The task » Search the listing below for the word "Fire" and copy each line that holds it.

Figure data in JSON
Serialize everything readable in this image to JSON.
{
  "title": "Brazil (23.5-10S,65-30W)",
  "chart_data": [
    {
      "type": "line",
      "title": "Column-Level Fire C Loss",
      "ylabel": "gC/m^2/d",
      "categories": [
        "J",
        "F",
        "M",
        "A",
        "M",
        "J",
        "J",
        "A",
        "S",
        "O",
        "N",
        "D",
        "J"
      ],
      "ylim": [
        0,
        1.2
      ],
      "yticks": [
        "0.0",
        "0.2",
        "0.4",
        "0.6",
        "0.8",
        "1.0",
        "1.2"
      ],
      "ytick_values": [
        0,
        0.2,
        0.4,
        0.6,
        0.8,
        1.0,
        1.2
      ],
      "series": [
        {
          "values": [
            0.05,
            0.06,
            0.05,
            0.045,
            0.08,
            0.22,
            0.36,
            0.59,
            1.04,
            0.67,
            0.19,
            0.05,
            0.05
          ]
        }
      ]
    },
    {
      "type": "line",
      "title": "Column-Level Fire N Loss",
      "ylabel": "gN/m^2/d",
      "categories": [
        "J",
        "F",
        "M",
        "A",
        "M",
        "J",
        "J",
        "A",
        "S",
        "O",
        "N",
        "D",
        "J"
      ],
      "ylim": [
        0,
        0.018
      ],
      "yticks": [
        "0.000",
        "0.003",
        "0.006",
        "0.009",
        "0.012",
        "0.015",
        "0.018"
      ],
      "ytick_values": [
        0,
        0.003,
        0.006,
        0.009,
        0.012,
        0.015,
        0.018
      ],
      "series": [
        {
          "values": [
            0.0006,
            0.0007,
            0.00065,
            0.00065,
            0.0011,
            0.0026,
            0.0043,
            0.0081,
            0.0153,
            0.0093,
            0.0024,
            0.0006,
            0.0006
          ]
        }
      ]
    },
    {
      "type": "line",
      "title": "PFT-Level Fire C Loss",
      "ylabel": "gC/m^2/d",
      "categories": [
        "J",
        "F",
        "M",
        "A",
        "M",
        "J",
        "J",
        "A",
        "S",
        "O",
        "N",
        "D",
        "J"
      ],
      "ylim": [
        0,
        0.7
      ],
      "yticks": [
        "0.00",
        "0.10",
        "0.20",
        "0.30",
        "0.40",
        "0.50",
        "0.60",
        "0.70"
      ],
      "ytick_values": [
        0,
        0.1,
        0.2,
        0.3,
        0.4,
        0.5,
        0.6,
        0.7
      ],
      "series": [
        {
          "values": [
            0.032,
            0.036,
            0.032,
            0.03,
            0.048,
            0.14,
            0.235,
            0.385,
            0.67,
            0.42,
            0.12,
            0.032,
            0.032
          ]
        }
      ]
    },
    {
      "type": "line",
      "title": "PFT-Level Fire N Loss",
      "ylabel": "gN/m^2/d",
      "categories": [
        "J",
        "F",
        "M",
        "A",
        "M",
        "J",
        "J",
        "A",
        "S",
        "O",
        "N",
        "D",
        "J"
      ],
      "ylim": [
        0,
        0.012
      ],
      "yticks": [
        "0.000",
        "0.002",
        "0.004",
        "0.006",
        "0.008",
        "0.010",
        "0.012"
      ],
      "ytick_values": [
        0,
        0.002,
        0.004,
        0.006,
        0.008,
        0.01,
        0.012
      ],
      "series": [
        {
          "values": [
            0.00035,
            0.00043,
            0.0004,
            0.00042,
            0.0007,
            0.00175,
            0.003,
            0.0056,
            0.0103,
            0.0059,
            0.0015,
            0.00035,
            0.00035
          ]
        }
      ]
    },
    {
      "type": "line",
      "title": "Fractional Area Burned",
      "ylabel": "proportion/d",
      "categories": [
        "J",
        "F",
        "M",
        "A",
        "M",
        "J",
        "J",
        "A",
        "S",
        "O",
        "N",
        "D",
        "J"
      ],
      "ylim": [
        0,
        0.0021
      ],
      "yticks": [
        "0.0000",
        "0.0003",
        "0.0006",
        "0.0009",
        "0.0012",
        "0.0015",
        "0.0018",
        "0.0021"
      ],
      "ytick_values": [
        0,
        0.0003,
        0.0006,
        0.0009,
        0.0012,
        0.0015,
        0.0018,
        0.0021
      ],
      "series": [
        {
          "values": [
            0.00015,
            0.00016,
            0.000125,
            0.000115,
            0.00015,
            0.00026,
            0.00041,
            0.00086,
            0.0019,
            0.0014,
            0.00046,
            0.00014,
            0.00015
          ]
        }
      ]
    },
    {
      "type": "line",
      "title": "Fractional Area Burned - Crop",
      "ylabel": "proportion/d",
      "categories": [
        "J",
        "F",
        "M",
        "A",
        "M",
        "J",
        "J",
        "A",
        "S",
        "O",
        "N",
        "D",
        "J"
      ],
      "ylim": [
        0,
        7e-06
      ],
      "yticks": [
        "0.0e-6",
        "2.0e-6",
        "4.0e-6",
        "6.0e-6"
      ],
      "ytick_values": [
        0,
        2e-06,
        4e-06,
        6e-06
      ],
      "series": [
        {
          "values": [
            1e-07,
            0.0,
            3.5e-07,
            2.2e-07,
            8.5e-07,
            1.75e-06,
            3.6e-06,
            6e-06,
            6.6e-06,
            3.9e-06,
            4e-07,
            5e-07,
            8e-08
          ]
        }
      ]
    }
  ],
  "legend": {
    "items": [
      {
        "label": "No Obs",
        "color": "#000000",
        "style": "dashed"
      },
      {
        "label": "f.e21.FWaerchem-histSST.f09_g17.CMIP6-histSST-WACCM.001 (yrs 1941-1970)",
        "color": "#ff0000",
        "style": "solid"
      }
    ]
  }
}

Answer in full »
      "title": "Column-Level Fire C Loss",
      "title": "Column-Level Fire N Loss",
      "title": "PFT-Level Fire C Loss",
      "title": "PFT-Level Fire N Loss",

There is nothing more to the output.